Dataset entries
|---|

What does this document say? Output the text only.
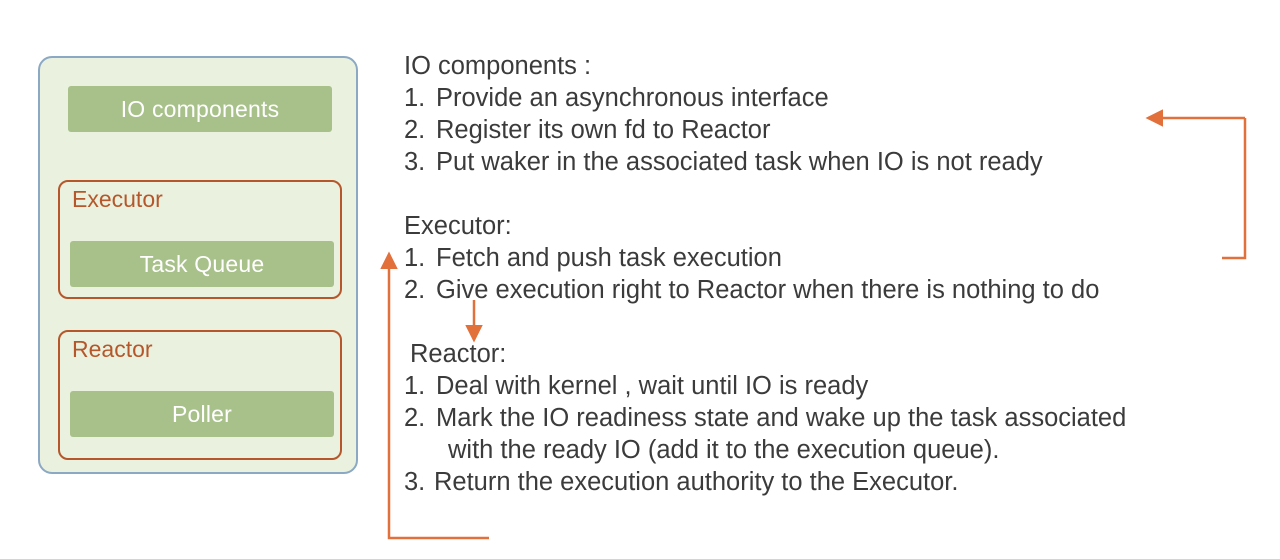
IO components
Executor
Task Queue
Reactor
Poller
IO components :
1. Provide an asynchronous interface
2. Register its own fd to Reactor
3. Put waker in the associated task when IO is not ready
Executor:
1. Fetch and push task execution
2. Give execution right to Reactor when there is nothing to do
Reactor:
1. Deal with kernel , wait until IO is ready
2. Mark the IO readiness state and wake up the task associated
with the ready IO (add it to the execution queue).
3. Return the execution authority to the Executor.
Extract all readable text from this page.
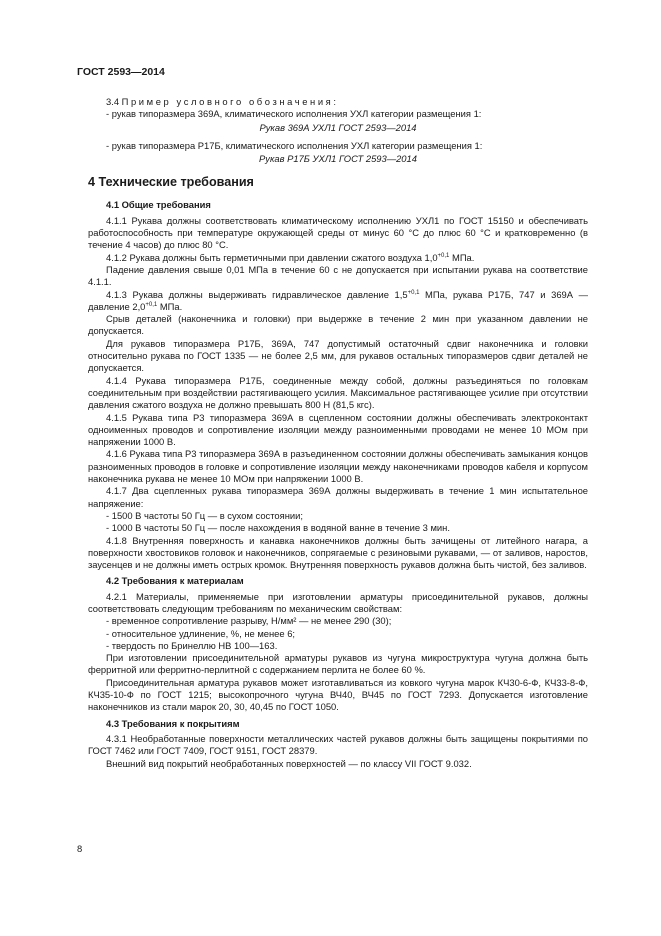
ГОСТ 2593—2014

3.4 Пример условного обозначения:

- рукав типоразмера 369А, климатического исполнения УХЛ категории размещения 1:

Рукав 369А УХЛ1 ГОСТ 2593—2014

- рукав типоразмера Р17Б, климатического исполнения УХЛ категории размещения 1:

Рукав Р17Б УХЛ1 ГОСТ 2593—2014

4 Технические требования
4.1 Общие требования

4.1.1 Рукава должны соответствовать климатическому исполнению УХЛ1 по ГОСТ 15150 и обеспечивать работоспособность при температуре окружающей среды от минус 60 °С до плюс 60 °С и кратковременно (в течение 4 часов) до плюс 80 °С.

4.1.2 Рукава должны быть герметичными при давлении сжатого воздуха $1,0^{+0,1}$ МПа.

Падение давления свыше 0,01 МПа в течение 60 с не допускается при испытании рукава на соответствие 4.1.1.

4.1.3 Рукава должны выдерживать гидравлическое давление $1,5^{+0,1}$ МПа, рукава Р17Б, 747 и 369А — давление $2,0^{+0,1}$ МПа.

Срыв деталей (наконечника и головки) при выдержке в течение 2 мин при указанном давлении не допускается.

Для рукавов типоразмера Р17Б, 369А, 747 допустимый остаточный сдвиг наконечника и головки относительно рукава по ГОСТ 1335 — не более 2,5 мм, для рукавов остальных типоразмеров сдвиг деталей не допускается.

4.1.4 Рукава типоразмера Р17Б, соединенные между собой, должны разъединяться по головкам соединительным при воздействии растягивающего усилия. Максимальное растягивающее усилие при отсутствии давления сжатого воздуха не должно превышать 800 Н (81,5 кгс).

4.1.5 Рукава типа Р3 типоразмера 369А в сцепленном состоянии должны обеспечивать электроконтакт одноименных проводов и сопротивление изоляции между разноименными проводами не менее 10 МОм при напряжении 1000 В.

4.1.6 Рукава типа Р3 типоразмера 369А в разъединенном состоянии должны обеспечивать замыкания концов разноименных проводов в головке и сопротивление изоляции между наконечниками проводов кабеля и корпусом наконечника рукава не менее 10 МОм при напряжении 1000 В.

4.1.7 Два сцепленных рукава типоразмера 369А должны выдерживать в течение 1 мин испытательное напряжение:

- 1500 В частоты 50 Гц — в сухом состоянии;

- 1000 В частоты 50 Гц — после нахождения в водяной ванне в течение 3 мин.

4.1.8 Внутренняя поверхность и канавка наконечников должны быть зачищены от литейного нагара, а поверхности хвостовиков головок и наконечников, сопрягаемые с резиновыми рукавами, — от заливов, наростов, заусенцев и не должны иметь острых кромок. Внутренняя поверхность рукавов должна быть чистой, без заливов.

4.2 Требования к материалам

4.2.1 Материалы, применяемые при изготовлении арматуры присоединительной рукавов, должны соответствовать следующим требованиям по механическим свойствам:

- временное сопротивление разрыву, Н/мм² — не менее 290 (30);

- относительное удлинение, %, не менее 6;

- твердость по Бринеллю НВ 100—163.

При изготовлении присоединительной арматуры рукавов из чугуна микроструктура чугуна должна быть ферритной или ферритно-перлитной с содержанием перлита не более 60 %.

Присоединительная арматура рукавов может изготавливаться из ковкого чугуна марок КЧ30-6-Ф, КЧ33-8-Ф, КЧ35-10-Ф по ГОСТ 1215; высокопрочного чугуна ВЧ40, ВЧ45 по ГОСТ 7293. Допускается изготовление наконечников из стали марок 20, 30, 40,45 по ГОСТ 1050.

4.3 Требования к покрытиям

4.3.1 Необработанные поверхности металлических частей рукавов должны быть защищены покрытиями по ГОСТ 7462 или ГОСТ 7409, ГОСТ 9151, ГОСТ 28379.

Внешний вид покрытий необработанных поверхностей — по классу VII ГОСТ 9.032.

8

|---|

◆ **Description of the task**
Find each line holding "частоты". Copy it out.

◆ **Reply**
- 1500 В частоты 50 Гц — в сухом состоянии;
- 1000 В частоты 50 Гц — после нахождения в водяной ванне в течение 3 мин.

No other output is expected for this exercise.